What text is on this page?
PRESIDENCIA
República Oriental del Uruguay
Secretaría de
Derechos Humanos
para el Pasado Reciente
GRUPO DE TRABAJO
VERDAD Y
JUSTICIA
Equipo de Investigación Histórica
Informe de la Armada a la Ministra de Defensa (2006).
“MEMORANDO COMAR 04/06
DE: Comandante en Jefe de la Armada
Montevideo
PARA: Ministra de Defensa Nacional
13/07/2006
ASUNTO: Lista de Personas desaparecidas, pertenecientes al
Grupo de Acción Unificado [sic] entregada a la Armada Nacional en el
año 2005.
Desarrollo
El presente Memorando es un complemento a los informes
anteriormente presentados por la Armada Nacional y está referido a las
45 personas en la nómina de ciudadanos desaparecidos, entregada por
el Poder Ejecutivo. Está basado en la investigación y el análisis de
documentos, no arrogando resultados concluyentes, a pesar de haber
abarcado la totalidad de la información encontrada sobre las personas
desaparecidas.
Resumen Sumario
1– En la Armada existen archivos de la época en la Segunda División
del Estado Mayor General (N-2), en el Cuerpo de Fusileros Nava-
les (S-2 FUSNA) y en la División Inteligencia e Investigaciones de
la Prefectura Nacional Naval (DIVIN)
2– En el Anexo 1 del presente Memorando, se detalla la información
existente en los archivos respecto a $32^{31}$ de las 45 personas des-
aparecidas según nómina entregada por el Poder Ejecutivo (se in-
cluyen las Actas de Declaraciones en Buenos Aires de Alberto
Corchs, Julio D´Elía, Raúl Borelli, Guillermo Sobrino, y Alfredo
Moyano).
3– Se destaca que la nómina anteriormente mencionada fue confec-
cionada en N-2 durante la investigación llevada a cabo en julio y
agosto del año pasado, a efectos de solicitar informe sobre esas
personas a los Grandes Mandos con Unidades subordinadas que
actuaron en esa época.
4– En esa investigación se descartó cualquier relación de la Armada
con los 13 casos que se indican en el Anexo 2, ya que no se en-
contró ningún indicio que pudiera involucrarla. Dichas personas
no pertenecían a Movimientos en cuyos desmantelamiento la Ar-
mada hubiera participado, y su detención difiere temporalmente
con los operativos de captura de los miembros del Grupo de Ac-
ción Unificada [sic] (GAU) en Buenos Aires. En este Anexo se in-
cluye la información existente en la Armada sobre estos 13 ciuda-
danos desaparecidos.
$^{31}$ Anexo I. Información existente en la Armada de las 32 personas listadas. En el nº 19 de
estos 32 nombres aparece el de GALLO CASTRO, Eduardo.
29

····················

Exercise instructions:
Pull out every line containing "archivos".

Task output:
1– En la Armada existen archivos de la época en la Segunda División
existente en los archivos respecto a $32^{31}$ de las 45 personas des-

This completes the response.